─── RECORDS FOR THE EXERCISE ───
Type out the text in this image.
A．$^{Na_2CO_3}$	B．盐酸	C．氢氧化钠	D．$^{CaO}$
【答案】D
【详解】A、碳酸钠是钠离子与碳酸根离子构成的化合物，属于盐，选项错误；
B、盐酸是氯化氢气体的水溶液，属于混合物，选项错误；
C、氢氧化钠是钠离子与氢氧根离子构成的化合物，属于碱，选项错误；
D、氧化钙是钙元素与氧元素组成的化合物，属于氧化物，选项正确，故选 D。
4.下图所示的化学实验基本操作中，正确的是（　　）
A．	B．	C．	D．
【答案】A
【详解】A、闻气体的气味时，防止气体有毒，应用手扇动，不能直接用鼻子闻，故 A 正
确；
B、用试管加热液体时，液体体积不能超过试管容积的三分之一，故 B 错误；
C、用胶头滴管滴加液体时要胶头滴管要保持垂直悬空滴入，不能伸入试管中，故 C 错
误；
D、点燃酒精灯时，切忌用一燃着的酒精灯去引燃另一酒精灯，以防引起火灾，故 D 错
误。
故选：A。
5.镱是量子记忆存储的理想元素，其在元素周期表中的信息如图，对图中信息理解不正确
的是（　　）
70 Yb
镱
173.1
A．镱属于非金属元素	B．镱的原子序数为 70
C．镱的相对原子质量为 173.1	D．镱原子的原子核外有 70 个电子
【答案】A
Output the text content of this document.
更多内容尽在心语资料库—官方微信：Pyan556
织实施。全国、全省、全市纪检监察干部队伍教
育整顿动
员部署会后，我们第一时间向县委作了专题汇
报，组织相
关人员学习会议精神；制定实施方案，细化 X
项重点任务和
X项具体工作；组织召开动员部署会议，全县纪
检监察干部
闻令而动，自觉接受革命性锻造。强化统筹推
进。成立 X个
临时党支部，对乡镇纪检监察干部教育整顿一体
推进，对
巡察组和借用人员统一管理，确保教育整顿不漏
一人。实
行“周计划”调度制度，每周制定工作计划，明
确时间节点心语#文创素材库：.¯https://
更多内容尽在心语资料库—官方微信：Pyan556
───
◆ **EXERCISE BRIEF**: Find every line in the listing that holds the string "this", then say how many there are as a bare number.

◆ **IN RESPONSE**: 2